Material for this exercise =

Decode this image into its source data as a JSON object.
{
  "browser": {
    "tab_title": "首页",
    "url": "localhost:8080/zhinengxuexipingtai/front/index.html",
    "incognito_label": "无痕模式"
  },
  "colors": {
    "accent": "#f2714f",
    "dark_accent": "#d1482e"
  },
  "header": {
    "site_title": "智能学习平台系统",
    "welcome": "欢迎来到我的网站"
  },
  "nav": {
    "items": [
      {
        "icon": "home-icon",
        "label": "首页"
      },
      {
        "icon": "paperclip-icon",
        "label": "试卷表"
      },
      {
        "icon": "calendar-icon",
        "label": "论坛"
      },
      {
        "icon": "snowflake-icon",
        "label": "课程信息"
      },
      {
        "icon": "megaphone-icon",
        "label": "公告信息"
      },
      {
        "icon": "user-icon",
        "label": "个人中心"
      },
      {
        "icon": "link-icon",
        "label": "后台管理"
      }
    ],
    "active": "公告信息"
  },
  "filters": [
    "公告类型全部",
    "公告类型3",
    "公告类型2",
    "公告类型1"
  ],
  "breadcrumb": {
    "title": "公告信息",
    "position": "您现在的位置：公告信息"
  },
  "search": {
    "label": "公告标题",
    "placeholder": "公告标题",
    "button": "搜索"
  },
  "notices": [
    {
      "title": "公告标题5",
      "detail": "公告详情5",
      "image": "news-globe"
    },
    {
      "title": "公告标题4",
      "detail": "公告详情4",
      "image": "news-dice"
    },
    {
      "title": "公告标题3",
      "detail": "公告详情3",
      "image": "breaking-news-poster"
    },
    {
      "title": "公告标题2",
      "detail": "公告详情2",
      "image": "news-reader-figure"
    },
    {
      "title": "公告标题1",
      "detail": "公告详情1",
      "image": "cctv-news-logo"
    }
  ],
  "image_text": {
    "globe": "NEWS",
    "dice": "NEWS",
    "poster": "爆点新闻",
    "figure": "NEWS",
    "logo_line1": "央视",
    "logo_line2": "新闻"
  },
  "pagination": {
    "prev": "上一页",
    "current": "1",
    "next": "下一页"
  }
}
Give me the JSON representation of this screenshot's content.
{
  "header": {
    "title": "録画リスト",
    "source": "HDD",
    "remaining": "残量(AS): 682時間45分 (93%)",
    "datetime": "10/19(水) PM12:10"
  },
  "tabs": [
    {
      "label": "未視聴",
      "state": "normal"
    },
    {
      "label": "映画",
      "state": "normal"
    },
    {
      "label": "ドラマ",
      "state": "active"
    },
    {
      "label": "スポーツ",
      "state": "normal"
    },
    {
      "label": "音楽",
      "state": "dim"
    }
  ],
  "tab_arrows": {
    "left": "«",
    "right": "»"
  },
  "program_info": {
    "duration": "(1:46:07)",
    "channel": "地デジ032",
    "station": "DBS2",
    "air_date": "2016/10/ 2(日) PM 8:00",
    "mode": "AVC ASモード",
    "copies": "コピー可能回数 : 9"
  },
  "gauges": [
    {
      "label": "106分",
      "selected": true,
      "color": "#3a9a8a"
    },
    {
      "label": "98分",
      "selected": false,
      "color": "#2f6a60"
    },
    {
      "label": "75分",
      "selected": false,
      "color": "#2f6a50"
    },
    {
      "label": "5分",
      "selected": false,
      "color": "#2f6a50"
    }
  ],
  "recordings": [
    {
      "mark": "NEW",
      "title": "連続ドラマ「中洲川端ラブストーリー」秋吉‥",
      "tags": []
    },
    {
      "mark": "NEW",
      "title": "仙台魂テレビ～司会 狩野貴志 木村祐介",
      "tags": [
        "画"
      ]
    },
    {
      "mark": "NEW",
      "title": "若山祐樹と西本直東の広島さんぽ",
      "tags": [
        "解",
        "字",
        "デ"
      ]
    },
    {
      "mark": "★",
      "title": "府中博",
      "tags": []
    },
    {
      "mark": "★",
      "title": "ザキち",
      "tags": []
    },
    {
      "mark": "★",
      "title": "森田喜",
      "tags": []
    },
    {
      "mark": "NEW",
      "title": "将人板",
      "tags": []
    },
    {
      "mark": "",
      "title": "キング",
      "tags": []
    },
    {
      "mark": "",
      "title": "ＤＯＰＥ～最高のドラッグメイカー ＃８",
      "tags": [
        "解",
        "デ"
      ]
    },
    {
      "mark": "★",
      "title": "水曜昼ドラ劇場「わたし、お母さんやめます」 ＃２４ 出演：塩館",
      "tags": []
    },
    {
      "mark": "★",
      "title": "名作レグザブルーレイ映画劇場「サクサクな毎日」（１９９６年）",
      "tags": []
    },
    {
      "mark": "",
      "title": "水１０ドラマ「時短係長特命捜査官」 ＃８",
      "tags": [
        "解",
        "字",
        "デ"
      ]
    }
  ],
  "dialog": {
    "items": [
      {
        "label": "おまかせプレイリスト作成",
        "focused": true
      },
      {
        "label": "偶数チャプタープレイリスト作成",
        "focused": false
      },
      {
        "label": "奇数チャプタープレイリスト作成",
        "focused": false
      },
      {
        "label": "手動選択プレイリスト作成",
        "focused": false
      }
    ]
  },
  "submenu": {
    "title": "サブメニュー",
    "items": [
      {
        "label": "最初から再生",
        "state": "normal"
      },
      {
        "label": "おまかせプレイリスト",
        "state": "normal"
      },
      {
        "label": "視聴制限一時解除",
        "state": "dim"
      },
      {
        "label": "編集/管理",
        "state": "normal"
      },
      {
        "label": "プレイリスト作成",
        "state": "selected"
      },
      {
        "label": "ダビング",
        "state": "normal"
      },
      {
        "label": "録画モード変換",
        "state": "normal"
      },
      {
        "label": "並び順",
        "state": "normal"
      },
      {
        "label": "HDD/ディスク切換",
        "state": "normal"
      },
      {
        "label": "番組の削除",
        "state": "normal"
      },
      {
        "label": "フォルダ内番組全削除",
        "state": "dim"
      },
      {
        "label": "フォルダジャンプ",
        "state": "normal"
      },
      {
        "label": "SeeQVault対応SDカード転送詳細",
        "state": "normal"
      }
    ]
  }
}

Given problem = Pick out, from the lines above, every one that contains the string "icon".

Solution =
        "icon": "home-icon",
        "icon": "paperclip-icon",
        "icon": "calendar-icon",
        "icon": "snowflake-icon",
        "icon": "megaphone-icon",
        "icon": "user-icon",
        "icon": "link-icon",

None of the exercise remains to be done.